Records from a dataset
◇ ◇ ◇ ◇ ◇ ◇ ◇

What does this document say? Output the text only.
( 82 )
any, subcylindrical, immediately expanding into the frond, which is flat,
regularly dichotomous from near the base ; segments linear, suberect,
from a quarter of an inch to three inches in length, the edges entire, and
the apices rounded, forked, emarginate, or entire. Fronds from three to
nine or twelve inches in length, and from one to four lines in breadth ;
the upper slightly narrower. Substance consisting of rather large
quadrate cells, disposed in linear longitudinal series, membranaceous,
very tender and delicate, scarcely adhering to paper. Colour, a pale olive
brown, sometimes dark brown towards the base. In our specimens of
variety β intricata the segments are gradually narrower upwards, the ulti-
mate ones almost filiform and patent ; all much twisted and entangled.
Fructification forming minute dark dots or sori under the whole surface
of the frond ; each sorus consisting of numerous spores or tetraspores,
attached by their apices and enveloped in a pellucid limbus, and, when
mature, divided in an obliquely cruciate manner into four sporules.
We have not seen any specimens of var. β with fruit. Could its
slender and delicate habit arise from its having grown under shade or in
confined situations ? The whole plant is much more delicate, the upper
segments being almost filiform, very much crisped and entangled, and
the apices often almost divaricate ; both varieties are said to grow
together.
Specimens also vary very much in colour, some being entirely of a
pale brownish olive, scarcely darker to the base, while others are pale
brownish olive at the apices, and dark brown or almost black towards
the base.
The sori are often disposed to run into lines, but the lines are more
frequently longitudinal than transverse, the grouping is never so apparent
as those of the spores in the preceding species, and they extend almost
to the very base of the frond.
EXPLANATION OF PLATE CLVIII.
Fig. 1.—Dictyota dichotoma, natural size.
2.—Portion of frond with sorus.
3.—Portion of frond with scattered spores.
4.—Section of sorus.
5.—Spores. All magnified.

◇ ◇ ◇ ◇ ◇ ◇ ◇

Task objective
Would you copy out each line of the records above where the word "very" occurs?

Task solution
very tender and delicate, scarcely adhering to paper. Colour, a pale olive
segments being almost filiform, very much crisped and entangled, and
Specimens also vary very much in colour, some being entirely of a
to the very base of the frond.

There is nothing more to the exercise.